═══ Input data ═══

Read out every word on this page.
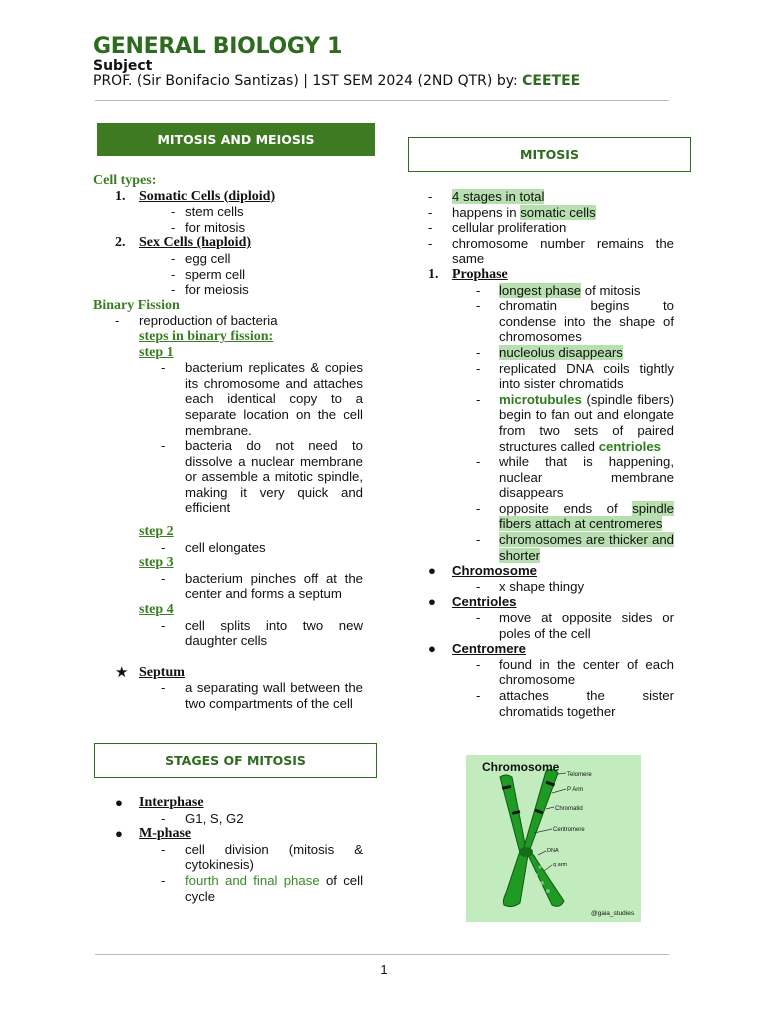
GENERAL BIOLOGY 1
Subject
PROF. (Sir Bonifacio Santizas) | 1ST SEM 2024 (2ND QTR) by: CEETEE
MITOSIS AND MEIOSIS
Cell types:
1. Somatic Cells (diploid)
- stem cells
- for mitosis
2. Sex Cells (haploid)
- egg cell
- sperm cell
- for meiosis
Binary Fission
-	reproduction of bacteria
steps in binary fission:
step 1
-	bacterium replicates & copies its chromosome and attaches each identical copy to a separate location on the cell membrane.
-	bacteria do not need to dissolve a nuclear membrane or assemble a mitotic spindle, making it very quick and efficient
step 2
-	cell elongates
step 3
-	bacterium pinches off at the center and forms a septum
step 4
-	cell splits into two new daughter cells
★ Septum
-	a separating wall between the two compartments of the cell
STAGES OF MITOSIS
●	Interphase
-	G1, S, G2
●	M-phase
-	cell division (mitosis & cytokinesis)
-	fourth and final phase of cell cycle
MITOSIS
-	4 stages in total
-	happens in somatic cells
-	cellular proliferation
-	chromosome number remains the same
1. Prophase
-	longest phase of mitosis
-	chromatin begins to condense into the shape of chromosomes
-	nucleolus disappears
-	replicated DNA coils tightly into sister chromatids
-	microtubules (spindle fibers) begin to fan out and elongate from two sets of paired structures called centrioles
-	while that is happening, nuclear membrane disappears
-	opposite ends of spindle fibers attach at centromeres
-	chromosomes are thicker and shorter
●	Chromosome
-	x shape thingy
●	Centrioles
-	move at opposite sides or poles of the cell
●	Centromere
-	found in the center of each chromosome
-	attaches the sister chromatids together
Chromosome
Telomere
P Arm
Chromatid
Centromere
DNA
q arm
@gaia_studies
1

═══

The whole listing is to be duplicated verbatim, apart from its images.

Read out every word on this page.
GENERAL BIOLOGY 1
Subject
PROF. (Sir Bonifacio Santizas) | 1ST SEM 2024 (2ND QTR) by: CEETEE
MITOSIS AND MEIOSIS
Cell types:
1. Somatic Cells (diploid)
- stem cells
- for mitosis
2. Sex Cells (haploid)
- egg cell
- sperm cell
- for meiosis
Binary Fission
-	reproduction of bacteria
steps in binary fission:
step 1
-	bacterium replicates & copies its chromosome and attaches each identical copy to a separate location on the cell membrane.
-	bacteria do not need to dissolve a nuclear membrane or assemble a mitotic spindle, making it very quick and efficient
step 2
-	cell elongates
step 3
-	bacterium pinches off at the center and forms a septum
step 4
-	cell splits into two new daughter cells
★ Septum
-	a separating wall between the two compartments of the cell
STAGES OF MITOSIS
●	Interphase
-	G1, S, G2
●	M-phase
-	cell division (mitosis & cytokinesis)
-	fourth and final phase of cell cycle
MITOSIS
-	4 stages in total
-	happens in somatic cells
-	cellular proliferation
-	chromosome number remains the same
1. Prophase
-	longest phase of mitosis
-	chromatin begins to condense into the shape of chromosomes
-	nucleolus disappears
-	replicated DNA coils tightly into sister chromatids
-	microtubules (spindle fibers) begin to fan out and elongate from two sets of paired structures called centrioles
-	while that is happening, nuclear membrane disappears
-	opposite ends of spindle fibers attach at centromeres
-	chromosomes are thicker and shorter
●	Chromosome
-	x shape thingy
●	Centrioles
-	move at opposite sides or poles of the cell
●	Centromere
-	found in the center of each chromosome
-	attaches the sister chromatids together
Chromosome
Telomere
P Arm
Chromatid
Centromere
DNA
q arm
@gaia_studies
1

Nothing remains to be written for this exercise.